* WHAT TO DO
Reproduce all of the material word for word.
------ LISTING ------
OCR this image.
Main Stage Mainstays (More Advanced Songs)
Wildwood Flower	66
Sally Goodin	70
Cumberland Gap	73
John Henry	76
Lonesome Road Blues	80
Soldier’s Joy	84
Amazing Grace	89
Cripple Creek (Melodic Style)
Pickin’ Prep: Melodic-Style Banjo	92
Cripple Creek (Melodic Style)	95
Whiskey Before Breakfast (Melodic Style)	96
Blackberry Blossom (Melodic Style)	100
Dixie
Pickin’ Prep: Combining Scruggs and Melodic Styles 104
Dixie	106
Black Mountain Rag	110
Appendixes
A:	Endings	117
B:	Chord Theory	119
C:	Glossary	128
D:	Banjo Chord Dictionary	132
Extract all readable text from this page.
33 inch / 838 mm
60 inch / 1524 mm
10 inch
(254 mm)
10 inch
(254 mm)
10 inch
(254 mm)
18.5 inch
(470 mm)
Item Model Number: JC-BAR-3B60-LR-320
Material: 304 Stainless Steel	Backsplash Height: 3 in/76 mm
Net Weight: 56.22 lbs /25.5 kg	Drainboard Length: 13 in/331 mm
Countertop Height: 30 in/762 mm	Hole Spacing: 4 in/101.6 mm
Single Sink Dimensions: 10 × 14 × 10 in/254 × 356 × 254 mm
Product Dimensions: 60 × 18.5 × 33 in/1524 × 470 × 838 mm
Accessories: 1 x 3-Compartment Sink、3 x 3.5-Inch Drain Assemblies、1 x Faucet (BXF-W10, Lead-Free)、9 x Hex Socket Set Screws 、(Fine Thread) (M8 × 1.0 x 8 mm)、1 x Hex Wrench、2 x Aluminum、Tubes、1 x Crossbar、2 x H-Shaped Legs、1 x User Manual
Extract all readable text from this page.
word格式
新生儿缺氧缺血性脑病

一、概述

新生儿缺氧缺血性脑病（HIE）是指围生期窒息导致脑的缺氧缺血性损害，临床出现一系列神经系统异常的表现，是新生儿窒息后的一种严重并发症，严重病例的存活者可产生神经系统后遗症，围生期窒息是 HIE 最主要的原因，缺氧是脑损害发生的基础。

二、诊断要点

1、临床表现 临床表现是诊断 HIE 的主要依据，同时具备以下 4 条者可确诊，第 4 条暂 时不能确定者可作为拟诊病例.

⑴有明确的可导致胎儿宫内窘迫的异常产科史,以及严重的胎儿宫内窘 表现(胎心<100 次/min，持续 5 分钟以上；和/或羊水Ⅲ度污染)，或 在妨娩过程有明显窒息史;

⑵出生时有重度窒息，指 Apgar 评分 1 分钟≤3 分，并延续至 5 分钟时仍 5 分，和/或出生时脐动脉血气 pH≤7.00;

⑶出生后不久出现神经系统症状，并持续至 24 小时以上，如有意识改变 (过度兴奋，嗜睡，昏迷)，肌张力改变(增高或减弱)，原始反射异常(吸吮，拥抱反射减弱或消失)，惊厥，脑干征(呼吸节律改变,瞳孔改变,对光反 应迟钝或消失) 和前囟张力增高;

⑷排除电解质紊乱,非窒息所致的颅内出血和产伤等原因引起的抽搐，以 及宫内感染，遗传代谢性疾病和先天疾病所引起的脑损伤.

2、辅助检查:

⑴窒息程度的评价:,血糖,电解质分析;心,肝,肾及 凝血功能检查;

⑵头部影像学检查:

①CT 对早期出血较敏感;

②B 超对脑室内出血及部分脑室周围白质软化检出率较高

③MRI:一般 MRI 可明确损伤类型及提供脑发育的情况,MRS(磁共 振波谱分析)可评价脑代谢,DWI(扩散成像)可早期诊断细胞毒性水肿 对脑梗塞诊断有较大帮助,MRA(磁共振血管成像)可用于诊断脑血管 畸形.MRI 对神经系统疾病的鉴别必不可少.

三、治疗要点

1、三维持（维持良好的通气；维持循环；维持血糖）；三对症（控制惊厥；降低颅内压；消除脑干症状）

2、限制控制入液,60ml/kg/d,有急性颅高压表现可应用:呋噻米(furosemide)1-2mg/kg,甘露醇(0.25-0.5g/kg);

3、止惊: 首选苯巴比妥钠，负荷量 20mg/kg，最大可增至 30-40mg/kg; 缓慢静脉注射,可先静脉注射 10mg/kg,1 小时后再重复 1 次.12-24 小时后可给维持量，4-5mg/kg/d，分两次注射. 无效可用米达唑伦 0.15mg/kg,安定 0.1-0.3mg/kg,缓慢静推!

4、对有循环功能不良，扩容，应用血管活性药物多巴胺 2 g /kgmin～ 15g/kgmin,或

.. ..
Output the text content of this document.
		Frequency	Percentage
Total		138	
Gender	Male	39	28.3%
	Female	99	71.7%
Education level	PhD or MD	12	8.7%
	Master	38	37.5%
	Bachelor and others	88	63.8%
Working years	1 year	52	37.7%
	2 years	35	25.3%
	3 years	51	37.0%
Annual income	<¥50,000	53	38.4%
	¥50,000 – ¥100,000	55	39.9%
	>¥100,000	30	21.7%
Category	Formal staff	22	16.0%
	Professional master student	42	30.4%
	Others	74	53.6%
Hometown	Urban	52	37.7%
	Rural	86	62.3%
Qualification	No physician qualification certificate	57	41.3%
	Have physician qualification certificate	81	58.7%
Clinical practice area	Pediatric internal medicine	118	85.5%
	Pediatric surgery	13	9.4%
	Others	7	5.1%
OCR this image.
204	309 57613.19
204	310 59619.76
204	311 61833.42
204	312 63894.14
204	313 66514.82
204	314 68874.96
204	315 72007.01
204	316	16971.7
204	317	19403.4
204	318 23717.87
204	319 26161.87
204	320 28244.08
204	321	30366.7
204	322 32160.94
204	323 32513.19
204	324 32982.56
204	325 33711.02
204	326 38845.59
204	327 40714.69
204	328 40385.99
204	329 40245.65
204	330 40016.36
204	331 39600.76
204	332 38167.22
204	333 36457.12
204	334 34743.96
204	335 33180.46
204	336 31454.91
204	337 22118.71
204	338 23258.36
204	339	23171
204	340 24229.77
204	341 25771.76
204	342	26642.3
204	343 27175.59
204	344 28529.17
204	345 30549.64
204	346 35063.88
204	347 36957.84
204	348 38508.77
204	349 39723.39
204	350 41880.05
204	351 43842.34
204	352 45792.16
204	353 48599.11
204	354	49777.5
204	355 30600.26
------
* RESPONSE TO THIS TASK
OCR this image.
Main Stage Mainstays (More Advanced Songs)
Wildwood Flower	66
Sally Goodin	70
Cumberland Gap	73
John Henry	76
Lonesome Road Blues	80
Soldier’s Joy	84
Amazing Grace	89
Cripple Creek (Melodic Style)
Pickin’ Prep: Melodic-Style Banjo	92
Cripple Creek (Melodic Style)	95
Whiskey Before Breakfast (Melodic Style)	96
Blackberry Blossom (Melodic Style)	100
Dixie
Pickin’ Prep: Combining Scruggs and Melodic Styles 104
Dixie	106
Black Mountain Rag	110
Appendixes
A:	Endings	117
B:	Chord Theory	119
C:	Glossary	128
D:	Banjo Chord Dictionary	132
Extract all readable text from this page.
33 inch / 838 mm
60 inch / 1524 mm
10 inch
(254 mm)
10 inch
(254 mm)
10 inch
(254 mm)
18.5 inch
(470 mm)
Item Model Number: JC-BAR-3B60-LR-320
Material: 304 Stainless Steel	Backsplash Height: 3 in/76 mm
Net Weight: 56.22 lbs /25.5 kg	Drainboard Length: 13 in/331 mm
Countertop Height: 30 in/762 mm	Hole Spacing: 4 in/101.6 mm
Single Sink Dimensions: 10 × 14 × 10 in/254 × 356 × 254 mm
Product Dimensions: 60 × 18.5 × 33 in/1524 × 470 × 838 mm
Accessories: 1 x 3-Compartment Sink、3 x 3.5-Inch Drain Assemblies、1 x Faucet (BXF-W10, Lead-Free)、9 x Hex Socket Set Screws 、(Fine Thread) (M8 × 1.0 x 8 mm)、1 x Hex Wrench、2 x Aluminum、Tubes、1 x Crossbar、2 x H-Shaped Legs、1 x User Manual
Extract all readable text from this page.
word格式
新生儿缺氧缺血性脑病

一、概述

新生儿缺氧缺血性脑病（HIE）是指围生期窒息导致脑的缺氧缺血性损害，临床出现一系列神经系统异常的表现，是新生儿窒息后的一种严重并发症，严重病例的存活者可产生神经系统后遗症，围生期窒息是 HIE 最主要的原因，缺氧是脑损害发生的基础。

二、诊断要点

1、临床表现 临床表现是诊断 HIE 的主要依据，同时具备以下 4 条者可确诊，第 4 条暂 时不能确定者可作为拟诊病例.

⑴有明确的可导致胎儿宫内窘迫的异常产科史,以及严重的胎儿宫内窘 表现(胎心<100 次/min，持续 5 分钟以上；和/或羊水Ⅲ度污染)，或 在妨娩过程有明显窒息史;

⑵出生时有重度窒息，指 Apgar 评分 1 分钟≤3 分，并延续至 5 分钟时仍 5 分，和/或出生时脐动脉血气 pH≤7.00;

⑶出生后不久出现神经系统症状，并持续至 24 小时以上，如有意识改变 (过度兴奋，嗜睡，昏迷)，肌张力改变(增高或减弱)，原始反射异常(吸吮，拥抱反射减弱或消失)，惊厥，脑干征(呼吸节律改变,瞳孔改变,对光反 应迟钝或消失) 和前囟张力增高;

⑷排除电解质紊乱,非窒息所致的颅内出血和产伤等原因引起的抽搐，以 及宫内感染，遗传代谢性疾病和先天疾病所引起的脑损伤.

2、辅助检查:

⑴窒息程度的评价:,血糖,电解质分析;心,肝,肾及 凝血功能检查;

⑵头部影像学检查:

①CT 对早期出血较敏感;

②B 超对脑室内出血及部分脑室周围白质软化检出率较高

③MRI:一般 MRI 可明确损伤类型及提供脑发育的情况,MRS(磁共 振波谱分析)可评价脑代谢,DWI(扩散成像)可早期诊断细胞毒性水肿 对脑梗塞诊断有较大帮助,MRA(磁共振血管成像)可用于诊断脑血管 畸形.MRI 对神经系统疾病的鉴别必不可少.

三、治疗要点

1、三维持（维持良好的通气；维持循环；维持血糖）；三对症（控制惊厥；降低颅内压；消除脑干症状）

2、限制控制入液,60ml/kg/d,有急性颅高压表现可应用:呋噻米(furosemide)1-2mg/kg,甘露醇(0.25-0.5g/kg);

3、止惊: 首选苯巴比妥钠，负荷量 20mg/kg，最大可增至 30-40mg/kg; 缓慢静脉注射,可先静脉注射 10mg/kg,1 小时后再重复 1 次.12-24 小时后可给维持量，4-5mg/kg/d，分两次注射. 无效可用米达唑伦 0.15mg/kg,安定 0.1-0.3mg/kg,缓慢静推!

4、对有循环功能不良，扩容，应用血管活性药物多巴胺 2 g /kgmin～ 15g/kgmin,或

.. ..
Output the text content of this document.
		Frequency	Percentage
Total		138	
Gender	Male	39	28.3%
	Female	99	71.7%
Education level	PhD or MD	12	8.7%
	Master	38	37.5%
	Bachelor and others	88	63.8%
Working years	1 year	52	37.7%
	2 years	35	25.3%
	3 years	51	37.0%
Annual income	<¥50,000	53	38.4%
	¥50,000 – ¥100,000	55	39.9%
	>¥100,000	30	21.7%
Category	Formal staff	22	16.0%
	Professional master student	42	30.4%
	Others	74	53.6%
Hometown	Urban	52	37.7%
	Rural	86	62.3%
Qualification	No physician qualification certificate	57	41.3%
	Have physician qualification certificate	81	58.7%
Clinical practice area	Pediatric internal medicine	118	85.5%
	Pediatric surgery	13	9.4%
	Others	7	5.1%
OCR this image.
204	309 57613.19
204	310 59619.76
204	311 61833.42
204	312 63894.14
204	313 66514.82
204	314 68874.96
204	315 72007.01
204	316	16971.7
204	317	19403.4
204	318 23717.87
204	319 26161.87
204	320 28244.08
204	321	30366.7
204	322 32160.94
204	323 32513.19
204	324 32982.56
204	325 33711.02
204	326 38845.59
204	327 40714.69
204	328 40385.99
204	329 40245.65
204	330 40016.36
204	331 39600.76
204	332 38167.22
204	333 36457.12
204	334 34743.96
204	335 33180.46
204	336 31454.91
204	337 22118.71
204	338 23258.36
204	339	23171
204	340 24229.77
204	341 25771.76
204	342	26642.3
204	343 27175.59
204	344 28529.17
204	345 30549.64
204	346 35063.88
204	347 36957.84
204	348 38508.77
204	349 39723.39
204	350 41880.05
204	351 43842.34
204	352 45792.16
204	353 48599.11
204	354	49777.5
204	355 30600.26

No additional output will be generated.